# WORK TO BE COMPLETED
Each line containing the word "List" needs to be copied.

Collected data:
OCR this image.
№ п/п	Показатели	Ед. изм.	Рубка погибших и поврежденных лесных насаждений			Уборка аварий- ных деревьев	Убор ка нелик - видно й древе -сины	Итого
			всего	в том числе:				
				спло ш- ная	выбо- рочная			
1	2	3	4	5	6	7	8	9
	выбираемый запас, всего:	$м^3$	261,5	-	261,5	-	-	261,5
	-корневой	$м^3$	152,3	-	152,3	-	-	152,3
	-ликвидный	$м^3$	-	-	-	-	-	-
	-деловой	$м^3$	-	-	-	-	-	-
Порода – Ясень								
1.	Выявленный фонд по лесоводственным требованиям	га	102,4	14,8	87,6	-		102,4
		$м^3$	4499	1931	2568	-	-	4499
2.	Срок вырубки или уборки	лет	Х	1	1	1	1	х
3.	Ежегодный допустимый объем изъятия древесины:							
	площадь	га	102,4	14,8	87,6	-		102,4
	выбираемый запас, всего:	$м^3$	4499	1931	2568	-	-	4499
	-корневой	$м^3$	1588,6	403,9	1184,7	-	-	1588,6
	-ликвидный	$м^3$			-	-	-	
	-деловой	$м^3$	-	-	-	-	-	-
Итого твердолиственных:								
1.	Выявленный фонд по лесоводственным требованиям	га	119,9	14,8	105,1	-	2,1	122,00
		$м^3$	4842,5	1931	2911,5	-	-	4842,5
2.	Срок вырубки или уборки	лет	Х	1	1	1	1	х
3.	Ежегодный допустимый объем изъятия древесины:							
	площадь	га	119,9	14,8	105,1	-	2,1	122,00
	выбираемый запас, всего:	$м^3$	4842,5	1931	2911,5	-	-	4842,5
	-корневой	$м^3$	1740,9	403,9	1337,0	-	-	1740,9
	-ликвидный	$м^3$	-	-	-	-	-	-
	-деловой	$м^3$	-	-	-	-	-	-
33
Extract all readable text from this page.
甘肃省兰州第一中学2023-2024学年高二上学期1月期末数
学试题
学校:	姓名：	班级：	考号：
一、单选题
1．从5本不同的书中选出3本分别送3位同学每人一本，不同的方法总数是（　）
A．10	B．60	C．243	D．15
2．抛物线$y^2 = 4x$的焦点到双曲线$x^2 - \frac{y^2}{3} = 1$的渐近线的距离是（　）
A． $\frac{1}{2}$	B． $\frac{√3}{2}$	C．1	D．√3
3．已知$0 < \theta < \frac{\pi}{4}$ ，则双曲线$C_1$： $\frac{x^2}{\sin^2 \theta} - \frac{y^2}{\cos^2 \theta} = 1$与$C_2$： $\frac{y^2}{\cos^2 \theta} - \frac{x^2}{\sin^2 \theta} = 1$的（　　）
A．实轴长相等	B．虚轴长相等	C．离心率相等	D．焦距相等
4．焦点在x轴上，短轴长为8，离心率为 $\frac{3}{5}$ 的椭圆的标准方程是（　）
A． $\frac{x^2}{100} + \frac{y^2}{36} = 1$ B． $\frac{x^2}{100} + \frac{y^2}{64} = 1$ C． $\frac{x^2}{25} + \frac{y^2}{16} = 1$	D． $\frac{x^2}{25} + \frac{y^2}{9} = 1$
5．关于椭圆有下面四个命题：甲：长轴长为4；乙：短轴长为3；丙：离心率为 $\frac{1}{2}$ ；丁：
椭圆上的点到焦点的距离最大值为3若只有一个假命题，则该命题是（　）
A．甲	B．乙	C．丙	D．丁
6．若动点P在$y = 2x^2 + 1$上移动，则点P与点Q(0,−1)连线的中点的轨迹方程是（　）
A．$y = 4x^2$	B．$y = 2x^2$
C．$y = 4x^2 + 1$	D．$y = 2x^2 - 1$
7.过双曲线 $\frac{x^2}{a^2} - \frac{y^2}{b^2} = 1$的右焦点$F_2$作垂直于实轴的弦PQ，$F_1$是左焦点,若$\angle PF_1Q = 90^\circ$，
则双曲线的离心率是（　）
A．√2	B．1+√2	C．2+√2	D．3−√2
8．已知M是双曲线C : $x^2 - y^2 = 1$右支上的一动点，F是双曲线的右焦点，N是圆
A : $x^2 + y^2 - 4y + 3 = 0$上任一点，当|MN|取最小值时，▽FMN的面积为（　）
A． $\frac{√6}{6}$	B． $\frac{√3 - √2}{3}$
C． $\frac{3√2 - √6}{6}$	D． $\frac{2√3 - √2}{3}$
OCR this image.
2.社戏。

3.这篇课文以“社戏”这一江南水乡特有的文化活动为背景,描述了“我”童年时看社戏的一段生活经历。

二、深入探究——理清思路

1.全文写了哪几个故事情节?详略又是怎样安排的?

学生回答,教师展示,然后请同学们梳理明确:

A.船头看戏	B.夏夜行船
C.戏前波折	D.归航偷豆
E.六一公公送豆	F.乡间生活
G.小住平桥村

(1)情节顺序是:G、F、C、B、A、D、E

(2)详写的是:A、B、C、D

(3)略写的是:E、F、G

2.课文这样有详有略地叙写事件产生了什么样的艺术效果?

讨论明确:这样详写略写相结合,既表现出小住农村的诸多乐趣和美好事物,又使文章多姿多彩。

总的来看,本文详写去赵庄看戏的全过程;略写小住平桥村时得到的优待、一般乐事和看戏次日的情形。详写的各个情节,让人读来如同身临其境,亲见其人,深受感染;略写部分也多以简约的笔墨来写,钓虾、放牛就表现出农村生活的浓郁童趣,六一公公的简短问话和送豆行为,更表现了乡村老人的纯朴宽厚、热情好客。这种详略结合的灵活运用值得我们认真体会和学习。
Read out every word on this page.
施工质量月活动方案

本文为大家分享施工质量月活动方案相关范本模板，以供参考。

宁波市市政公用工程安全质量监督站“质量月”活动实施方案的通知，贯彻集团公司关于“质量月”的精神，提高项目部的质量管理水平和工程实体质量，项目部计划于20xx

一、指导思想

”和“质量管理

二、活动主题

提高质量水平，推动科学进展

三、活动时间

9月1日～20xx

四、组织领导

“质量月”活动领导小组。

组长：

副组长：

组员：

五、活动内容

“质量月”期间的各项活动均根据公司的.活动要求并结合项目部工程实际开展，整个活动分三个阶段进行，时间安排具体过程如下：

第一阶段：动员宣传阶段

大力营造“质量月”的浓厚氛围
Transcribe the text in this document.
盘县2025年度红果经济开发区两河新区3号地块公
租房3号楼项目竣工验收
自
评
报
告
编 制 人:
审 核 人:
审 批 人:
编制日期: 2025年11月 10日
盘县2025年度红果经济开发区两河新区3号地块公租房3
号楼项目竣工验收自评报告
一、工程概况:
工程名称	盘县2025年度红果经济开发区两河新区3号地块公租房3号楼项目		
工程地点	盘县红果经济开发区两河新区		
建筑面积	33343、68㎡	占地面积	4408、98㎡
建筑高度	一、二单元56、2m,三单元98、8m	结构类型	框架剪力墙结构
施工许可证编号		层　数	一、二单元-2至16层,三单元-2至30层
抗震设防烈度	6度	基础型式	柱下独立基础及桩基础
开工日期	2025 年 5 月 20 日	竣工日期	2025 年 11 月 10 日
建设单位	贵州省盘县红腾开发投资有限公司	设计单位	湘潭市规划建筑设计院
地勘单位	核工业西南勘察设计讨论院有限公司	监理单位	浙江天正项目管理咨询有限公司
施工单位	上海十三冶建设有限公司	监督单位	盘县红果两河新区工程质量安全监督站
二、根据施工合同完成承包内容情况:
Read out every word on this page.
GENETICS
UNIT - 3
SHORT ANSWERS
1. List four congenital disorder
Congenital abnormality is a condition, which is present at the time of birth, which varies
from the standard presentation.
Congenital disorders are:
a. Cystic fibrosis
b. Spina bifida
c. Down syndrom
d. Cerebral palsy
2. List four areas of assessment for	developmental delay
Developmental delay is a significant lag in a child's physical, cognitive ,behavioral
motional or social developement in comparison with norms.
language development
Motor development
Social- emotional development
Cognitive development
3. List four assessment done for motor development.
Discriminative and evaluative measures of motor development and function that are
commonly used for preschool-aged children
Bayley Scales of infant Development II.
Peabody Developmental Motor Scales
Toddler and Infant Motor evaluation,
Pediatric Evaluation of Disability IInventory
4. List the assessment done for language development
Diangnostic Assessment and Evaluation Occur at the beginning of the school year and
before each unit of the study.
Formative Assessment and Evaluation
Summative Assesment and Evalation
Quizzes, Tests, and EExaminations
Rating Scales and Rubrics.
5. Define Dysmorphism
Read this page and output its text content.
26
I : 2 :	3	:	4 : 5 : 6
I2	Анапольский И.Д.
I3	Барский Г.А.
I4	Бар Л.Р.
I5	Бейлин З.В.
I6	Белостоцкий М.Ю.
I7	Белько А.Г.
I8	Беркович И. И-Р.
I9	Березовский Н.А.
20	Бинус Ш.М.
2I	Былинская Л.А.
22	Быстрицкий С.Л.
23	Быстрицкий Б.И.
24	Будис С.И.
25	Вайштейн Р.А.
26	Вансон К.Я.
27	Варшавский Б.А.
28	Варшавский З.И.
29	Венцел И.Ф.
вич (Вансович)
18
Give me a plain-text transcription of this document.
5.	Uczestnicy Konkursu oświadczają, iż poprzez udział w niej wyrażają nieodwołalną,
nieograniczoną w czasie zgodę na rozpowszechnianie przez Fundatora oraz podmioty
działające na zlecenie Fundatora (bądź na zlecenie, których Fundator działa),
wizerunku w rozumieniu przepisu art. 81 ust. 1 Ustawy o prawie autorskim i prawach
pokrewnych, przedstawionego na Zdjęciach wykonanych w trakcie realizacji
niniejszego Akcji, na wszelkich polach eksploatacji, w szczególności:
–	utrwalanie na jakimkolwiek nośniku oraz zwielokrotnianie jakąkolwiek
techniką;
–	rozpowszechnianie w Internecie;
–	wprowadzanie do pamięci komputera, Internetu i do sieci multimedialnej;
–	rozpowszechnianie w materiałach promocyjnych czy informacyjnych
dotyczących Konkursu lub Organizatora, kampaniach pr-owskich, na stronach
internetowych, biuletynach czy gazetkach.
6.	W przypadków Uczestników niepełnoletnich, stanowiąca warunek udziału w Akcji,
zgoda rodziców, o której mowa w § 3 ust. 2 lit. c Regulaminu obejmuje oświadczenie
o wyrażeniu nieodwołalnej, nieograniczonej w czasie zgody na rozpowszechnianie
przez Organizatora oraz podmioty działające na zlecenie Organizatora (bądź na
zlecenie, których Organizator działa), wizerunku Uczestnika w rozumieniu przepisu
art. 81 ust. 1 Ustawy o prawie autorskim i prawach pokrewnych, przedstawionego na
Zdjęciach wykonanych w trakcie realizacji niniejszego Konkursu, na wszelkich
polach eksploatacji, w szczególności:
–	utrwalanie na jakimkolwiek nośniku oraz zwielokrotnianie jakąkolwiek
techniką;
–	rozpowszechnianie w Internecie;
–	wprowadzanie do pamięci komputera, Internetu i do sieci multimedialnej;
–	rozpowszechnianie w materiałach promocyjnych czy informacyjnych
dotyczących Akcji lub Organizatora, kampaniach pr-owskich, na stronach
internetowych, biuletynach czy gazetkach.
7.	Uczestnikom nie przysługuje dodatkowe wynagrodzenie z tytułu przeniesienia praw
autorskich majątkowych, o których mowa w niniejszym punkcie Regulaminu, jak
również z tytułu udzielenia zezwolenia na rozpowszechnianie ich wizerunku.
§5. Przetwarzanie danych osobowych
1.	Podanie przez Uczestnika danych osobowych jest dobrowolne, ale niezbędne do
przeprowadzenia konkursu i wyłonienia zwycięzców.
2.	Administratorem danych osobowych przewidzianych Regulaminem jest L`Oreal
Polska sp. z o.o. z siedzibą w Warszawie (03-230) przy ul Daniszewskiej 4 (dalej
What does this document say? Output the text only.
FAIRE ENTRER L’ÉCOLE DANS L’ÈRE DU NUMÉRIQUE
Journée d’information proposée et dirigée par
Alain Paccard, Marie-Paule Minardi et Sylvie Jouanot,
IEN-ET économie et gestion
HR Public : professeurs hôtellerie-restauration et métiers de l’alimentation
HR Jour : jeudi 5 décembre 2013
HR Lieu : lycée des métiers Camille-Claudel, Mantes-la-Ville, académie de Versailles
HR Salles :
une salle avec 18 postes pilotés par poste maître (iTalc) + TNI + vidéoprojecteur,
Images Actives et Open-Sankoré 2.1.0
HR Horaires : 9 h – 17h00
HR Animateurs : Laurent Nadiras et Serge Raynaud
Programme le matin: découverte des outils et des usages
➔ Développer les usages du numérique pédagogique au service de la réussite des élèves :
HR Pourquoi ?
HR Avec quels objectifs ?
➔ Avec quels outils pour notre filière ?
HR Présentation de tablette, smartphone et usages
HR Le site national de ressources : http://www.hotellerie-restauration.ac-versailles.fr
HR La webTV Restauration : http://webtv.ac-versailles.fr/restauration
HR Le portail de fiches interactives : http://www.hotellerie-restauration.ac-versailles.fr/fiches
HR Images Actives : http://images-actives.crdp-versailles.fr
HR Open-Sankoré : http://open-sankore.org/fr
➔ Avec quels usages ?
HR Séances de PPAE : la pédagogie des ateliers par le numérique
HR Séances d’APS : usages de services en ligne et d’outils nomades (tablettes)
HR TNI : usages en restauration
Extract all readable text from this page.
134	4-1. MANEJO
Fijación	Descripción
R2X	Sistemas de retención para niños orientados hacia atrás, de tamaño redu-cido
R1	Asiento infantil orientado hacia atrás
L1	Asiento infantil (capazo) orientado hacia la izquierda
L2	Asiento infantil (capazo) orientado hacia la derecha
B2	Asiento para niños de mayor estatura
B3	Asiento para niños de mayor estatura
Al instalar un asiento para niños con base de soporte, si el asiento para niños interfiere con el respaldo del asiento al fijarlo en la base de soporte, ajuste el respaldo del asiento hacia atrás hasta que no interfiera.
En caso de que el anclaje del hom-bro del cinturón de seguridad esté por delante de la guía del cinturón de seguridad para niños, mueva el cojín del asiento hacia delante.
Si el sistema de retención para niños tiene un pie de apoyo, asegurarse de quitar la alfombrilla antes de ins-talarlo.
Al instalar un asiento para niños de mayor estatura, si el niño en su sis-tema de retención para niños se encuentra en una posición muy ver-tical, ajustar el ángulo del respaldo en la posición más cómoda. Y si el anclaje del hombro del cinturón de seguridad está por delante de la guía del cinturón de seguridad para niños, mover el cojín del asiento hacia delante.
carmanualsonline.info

# FINISHED ANSWER
1. List four congenital disorder
2. List four areas of assessment for	developmental delay
3. List four assessment done for motor development.
4. List the assessment done for language development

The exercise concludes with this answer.